What to work on:
Print the entries exactly; no image belongs in the copy.
:: Available records ::
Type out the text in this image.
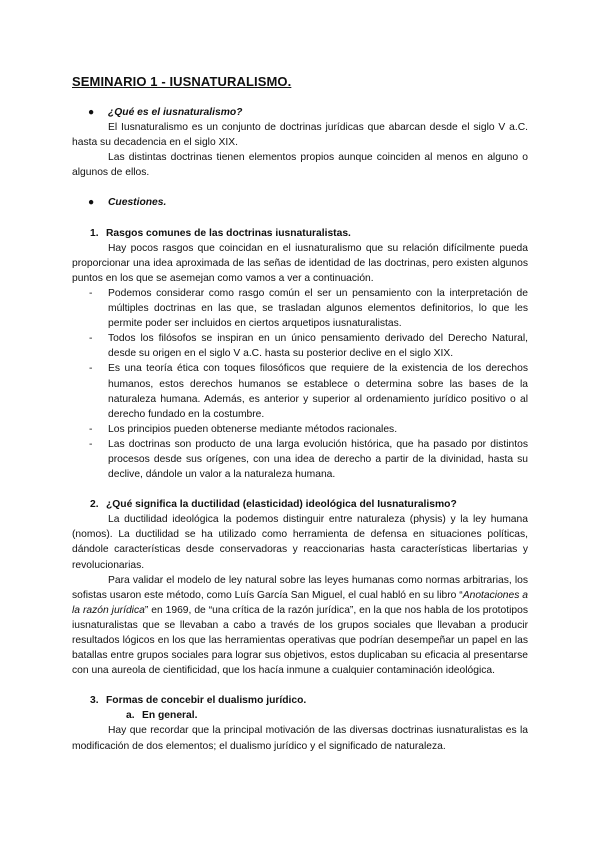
SEMINARIO 1 - IUSNATURALISMO.
●	¿Qué es el iusnaturalismo?

El Iusnaturalismo es un conjunto de doctrinas jurídicas que abarcan desde el siglo V a.C. hasta su decadencia en el siglo XIX.

Las distintas doctrinas tienen elementos propios aunque coinciden al menos en alguno o algunos de ellos.

●	Cuestiones.
1. Rasgos comunes de las doctrinas iusnaturalistas.

Hay pocos rasgos que coincidan en el iusnaturalismo que su relación difícilmente pueda proporcionar una idea aproximada de las señas de identidad de las doctrinas, pero existen algunos puntos en los que se asemejan como vamos a ver a continuación.

-	Podemos considerar como rasgo común el ser un pensamiento con la interpretación de múltiples doctrinas en las que, se trasladan algunos elementos definitorios, lo que les permite poder ser incluidos en ciertos arquetipos iusnaturalistas.

-	Todos los filósofos se inspiran en un único pensamiento derivado del Derecho Natural, desde su origen en el siglo V a.C. hasta su posterior declive en el siglo XIX.

-	Es una teoría ética con toques filosóficos que requiere de la existencia de los derechos humanos, estos derechos humanos se establece o determina sobre las bases de la naturaleza humana. Además, es anterior y superior al ordenamiento jurídico positivo o al derecho fundado en la costumbre.

-	Los principios pueden obtenerse mediante métodos racionales.

-	Las doctrinas son producto de una larga evolución histórica, que ha pasado por distintos procesos desde sus orígenes, con una idea de derecho a partir de la divinidad, hasta su declive, dándole un valor a la naturaleza humana.

2. ¿Qué significa la ductilidad (elasticidad) ideológica del Iusnaturalismo?

La ductilidad ideológica la podemos distinguir entre naturaleza (physis) y la ley humana (nomos). La ductilidad se ha utilizado como herramienta de defensa en situaciones políticas, dándole características desde conservadoras y reaccionarias hasta características libertarias y revolucionarias.

Para validar el modelo de ley natural sobre las leyes humanas como normas arbitrarias, los sofistas usaron este método, como Luís García San Miguel, el cual habló en su libro “Anotaciones a la razón jurídica” en 1969, de “una crítica de la razón jurídica”, en la que nos habla de los prototipos iusnaturalistas que se llevaban a cabo a través de los grupos sociales que llevaban a producir resultados lógicos en los que las herramientas operativas que podrían desempeñar un papel en las batallas entre grupos sociales para lograr sus objetivos, estos duplicaban su eficacia al presentarse con una aureola de cientificidad, que los hacía inmune a cualquier contaminación ideológica.

3. Formas de concebir el dualismo jurídico.
a. En general.

Hay que recordar que la principal motivación de las diversas doctrinas iusnaturalistas es la modificación de dos elementos; el dualismo jurídico y el significado de naturaleza.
:::
Your response:
Type out the text in this image.
SEMINARIO 1 - IUSNATURALISMO.
●	¿Qué es el iusnaturalismo?

El Iusnaturalismo es un conjunto de doctrinas jurídicas que abarcan desde el siglo V a.C. hasta su decadencia en el siglo XIX.

Las distintas doctrinas tienen elementos propios aunque coinciden al menos en alguno o algunos de ellos.

●	Cuestiones.
1. Rasgos comunes de las doctrinas iusnaturalistas.

Hay pocos rasgos que coincidan en el iusnaturalismo que su relación difícilmente pueda proporcionar una idea aproximada de las señas de identidad de las doctrinas, pero existen algunos puntos en los que se asemejan como vamos a ver a continuación.

-	Podemos considerar como rasgo común el ser un pensamiento con la interpretación de múltiples doctrinas en las que, se trasladan algunos elementos definitorios, lo que les permite poder ser incluidos en ciertos arquetipos iusnaturalistas.

-	Todos los filósofos se inspiran en un único pensamiento derivado del Derecho Natural, desde su origen en el siglo V a.C. hasta su posterior declive en el siglo XIX.

-	Es una teoría ética con toques filosóficos que requiere de la existencia de los derechos humanos, estos derechos humanos se establece o determina sobre las bases de la naturaleza humana. Además, es anterior y superior al ordenamiento jurídico positivo o al derecho fundado en la costumbre.

-	Los principios pueden obtenerse mediante métodos racionales.

-	Las doctrinas son producto de una larga evolución histórica, que ha pasado por distintos procesos desde sus orígenes, con una idea de derecho a partir de la divinidad, hasta su declive, dándole un valor a la naturaleza humana.

2. ¿Qué significa la ductilidad (elasticidad) ideológica del Iusnaturalismo?

La ductilidad ideológica la podemos distinguir entre naturaleza (physis) y la ley humana (nomos). La ductilidad se ha utilizado como herramienta de defensa en situaciones políticas, dándole características desde conservadoras y reaccionarias hasta características libertarias y revolucionarias.

Para validar el modelo de ley natural sobre las leyes humanas como normas arbitrarias, los sofistas usaron este método, como Luís García San Miguel, el cual habló en su libro “Anotaciones a la razón jurídica” en 1969, de “una crítica de la razón jurídica”, en la que nos habla de los prototipos iusnaturalistas que se llevaban a cabo a través de los grupos sociales que llevaban a producir resultados lógicos en los que las herramientas operativas que podrían desempeñar un papel en las batallas entre grupos sociales para lograr sus objetivos, estos duplicaban su eficacia al presentarse con una aureola de cientificidad, que los hacía inmune a cualquier contaminación ideológica.

3. Formas de concebir el dualismo jurídico.
a. En general.

Hay que recordar que la principal motivación de las diversas doctrinas iusnaturalistas es la modificación de dos elementos; el dualismo jurídico y el significado de naturaleza.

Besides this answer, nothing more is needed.